* begin Exercise input *

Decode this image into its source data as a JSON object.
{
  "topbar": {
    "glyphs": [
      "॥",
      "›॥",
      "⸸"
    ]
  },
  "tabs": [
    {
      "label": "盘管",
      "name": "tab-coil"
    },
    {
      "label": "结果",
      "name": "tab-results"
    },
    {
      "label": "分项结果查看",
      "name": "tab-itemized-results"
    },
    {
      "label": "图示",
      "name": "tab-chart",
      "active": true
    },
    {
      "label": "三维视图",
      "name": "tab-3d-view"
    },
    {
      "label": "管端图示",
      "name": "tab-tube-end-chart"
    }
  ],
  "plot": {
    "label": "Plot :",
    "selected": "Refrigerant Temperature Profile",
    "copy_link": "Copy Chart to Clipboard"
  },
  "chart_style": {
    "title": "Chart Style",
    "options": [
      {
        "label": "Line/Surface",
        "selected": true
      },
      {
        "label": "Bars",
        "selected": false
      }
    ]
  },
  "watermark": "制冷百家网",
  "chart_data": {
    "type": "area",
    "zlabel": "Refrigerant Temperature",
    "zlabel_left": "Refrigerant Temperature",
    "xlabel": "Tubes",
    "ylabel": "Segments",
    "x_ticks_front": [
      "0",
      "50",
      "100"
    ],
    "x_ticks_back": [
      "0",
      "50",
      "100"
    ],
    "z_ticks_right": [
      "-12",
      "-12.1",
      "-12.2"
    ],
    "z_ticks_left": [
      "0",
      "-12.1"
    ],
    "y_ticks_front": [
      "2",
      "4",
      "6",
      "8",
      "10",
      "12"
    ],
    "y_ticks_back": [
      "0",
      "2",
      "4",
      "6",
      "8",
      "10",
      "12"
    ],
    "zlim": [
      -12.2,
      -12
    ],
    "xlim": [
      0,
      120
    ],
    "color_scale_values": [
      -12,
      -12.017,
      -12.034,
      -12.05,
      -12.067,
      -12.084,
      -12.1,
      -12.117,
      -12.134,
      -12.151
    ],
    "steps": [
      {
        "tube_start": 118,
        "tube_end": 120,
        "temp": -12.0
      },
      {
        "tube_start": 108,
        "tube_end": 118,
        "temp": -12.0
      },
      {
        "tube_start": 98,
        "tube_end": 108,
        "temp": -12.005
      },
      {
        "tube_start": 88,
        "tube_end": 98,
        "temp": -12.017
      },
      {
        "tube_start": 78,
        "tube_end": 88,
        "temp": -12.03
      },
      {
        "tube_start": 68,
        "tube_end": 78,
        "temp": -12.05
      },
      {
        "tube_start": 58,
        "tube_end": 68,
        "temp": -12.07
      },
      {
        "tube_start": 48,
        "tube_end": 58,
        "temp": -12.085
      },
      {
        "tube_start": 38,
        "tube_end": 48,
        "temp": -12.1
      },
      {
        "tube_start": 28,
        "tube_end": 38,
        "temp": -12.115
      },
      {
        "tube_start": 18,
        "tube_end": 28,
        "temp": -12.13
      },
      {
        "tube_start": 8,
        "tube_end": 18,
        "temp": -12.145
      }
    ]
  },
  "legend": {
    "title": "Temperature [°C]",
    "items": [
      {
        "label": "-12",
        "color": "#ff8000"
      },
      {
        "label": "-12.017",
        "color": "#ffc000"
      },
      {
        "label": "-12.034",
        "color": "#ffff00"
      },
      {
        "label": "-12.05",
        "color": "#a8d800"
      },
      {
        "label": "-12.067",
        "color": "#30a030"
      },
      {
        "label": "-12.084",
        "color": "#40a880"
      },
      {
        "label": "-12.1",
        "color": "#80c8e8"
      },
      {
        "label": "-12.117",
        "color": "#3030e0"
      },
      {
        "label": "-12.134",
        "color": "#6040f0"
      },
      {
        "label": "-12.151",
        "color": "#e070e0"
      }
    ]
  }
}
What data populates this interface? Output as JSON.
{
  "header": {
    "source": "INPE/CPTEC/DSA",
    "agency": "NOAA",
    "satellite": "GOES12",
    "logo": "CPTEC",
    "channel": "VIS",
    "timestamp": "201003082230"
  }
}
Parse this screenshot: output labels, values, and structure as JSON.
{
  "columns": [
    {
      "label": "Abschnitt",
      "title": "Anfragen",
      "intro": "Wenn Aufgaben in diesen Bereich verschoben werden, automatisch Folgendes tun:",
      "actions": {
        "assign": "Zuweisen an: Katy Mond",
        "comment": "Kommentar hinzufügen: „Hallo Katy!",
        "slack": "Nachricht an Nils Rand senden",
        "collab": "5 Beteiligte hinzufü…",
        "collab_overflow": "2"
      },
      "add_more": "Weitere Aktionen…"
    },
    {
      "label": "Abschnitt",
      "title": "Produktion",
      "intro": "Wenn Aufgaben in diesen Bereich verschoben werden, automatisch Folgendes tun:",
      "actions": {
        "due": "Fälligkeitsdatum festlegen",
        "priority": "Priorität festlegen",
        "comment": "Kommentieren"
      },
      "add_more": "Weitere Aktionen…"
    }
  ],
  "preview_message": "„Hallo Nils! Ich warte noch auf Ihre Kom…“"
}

* end Exercise input *

__What is asked__:
Print the whole listing exactly as it is.

__Task result__:
Decode this image into its source data as a JSON object.
{
  "topbar": {
    "glyphs": [
      "॥",
      "›॥",
      "⸸"
    ]
  },
  "tabs": [
    {
      "label": "盘管",
      "name": "tab-coil"
    },
    {
      "label": "结果",
      "name": "tab-results"
    },
    {
      "label": "分项结果查看",
      "name": "tab-itemized-results"
    },
    {
      "label": "图示",
      "name": "tab-chart",
      "active": true
    },
    {
      "label": "三维视图",
      "name": "tab-3d-view"
    },
    {
      "label": "管端图示",
      "name": "tab-tube-end-chart"
    }
  ],
  "plot": {
    "label": "Plot :",
    "selected": "Refrigerant Temperature Profile",
    "copy_link": "Copy Chart to Clipboard"
  },
  "chart_style": {
    "title": "Chart Style",
    "options": [
      {
        "label": "Line/Surface",
        "selected": true
      },
      {
        "label": "Bars",
        "selected": false
      }
    ]
  },
  "watermark": "制冷百家网",
  "chart_data": {
    "type": "area",
    "zlabel": "Refrigerant Temperature",
    "zlabel_left": "Refrigerant Temperature",
    "xlabel": "Tubes",
    "ylabel": "Segments",
    "x_ticks_front": [
      "0",
      "50",
      "100"
    ],
    "x_ticks_back": [
      "0",
      "50",
      "100"
    ],
    "z_ticks_right": [
      "-12",
      "-12.1",
      "-12.2"
    ],
    "z_ticks_left": [
      "0",
      "-12.1"
    ],
    "y_ticks_front": [
      "2",
      "4",
      "6",
      "8",
      "10",
      "12"
    ],
    "y_ticks_back": [
      "0",
      "2",
      "4",
      "6",
      "8",
      "10",
      "12"
    ],
    "zlim": [
      -12.2,
      -12
    ],
    "xlim": [
      0,
      120
    ],
    "color_scale_values": [
      -12,
      -12.017,
      -12.034,
      -12.05,
      -12.067,
      -12.084,
      -12.1,
      -12.117,
      -12.134,
      -12.151
    ],
    "steps": [
      {
        "tube_start": 118,
        "tube_end": 120,
        "temp": -12.0
      },
      {
        "tube_start": 108,
        "tube_end": 118,
        "temp": -12.0
      },
      {
        "tube_start": 98,
        "tube_end": 108,
        "temp": -12.005
      },
      {
        "tube_start": 88,
        "tube_end": 98,
        "temp": -12.017
      },
      {
        "tube_start": 78,
        "tube_end": 88,
        "temp": -12.03
      },
      {
        "tube_start": 68,
        "tube_end": 78,
        "temp": -12.05
      },
      {
        "tube_start": 58,
        "tube_end": 68,
        "temp": -12.07
      },
      {
        "tube_start": 48,
        "tube_end": 58,
        "temp": -12.085
      },
      {
        "tube_start": 38,
        "tube_end": 48,
        "temp": -12.1
      },
      {
        "tube_start": 28,
        "tube_end": 38,
        "temp": -12.115
      },
      {
        "tube_start": 18,
        "tube_end": 28,
        "temp": -12.13
      },
      {
        "tube_start": 8,
        "tube_end": 18,
        "temp": -12.145
      }
    ]
  },
  "legend": {
    "title": "Temperature [°C]",
    "items": [
      {
        "label": "-12",
        "color": "#ff8000"
      },
      {
        "label": "-12.017",
        "color": "#ffc000"
      },
      {
        "label": "-12.034",
        "color": "#ffff00"
      },
      {
        "label": "-12.05",
        "color": "#a8d800"
      },
      {
        "label": "-12.067",
        "color": "#30a030"
      },
      {
        "label": "-12.084",
        "color": "#40a880"
      },
      {
        "label": "-12.1",
        "color": "#80c8e8"
      },
      {
        "label": "-12.117",
        "color": "#3030e0"
      },
      {
        "label": "-12.134",
        "color": "#6040f0"
      },
      {
        "label": "-12.151",
        "color": "#e070e0"
      }
    ]
  }
}
What data populates this interface? Output as JSON.
{
  "header": {
    "source": "INPE/CPTEC/DSA",
    "agency": "NOAA",
    "satellite": "GOES12",
    "logo": "CPTEC",
    "channel": "VIS",
    "timestamp": "201003082230"
  }
}
Parse this screenshot: output labels, values, and structure as JSON.
{
  "columns": [
    {
      "label": "Abschnitt",
      "title": "Anfragen",
      "intro": "Wenn Aufgaben in diesen Bereich verschoben werden, automatisch Folgendes tun:",
      "actions": {
        "assign": "Zuweisen an: Katy Mond",
        "comment": "Kommentar hinzufügen: „Hallo Katy!",
        "slack": "Nachricht an Nils Rand senden",
        "collab": "5 Beteiligte hinzufü…",
        "collab_overflow": "2"
      },
      "add_more": "Weitere Aktionen…"
    },
    {
      "label": "Abschnitt",
      "title": "Produktion",
      "intro": "Wenn Aufgaben in diesen Bereich verschoben werden, automatisch Folgendes tun:",
      "actions": {
        "due": "Fälligkeitsdatum festlegen",
        "priority": "Priorität festlegen",
        "comment": "Kommentieren"
      },
      "add_more": "Weitere Aktionen…"
    }
  ],
  "preview_message": "„Hallo Nils! Ich warte noch auf Ihre Kom…“"
}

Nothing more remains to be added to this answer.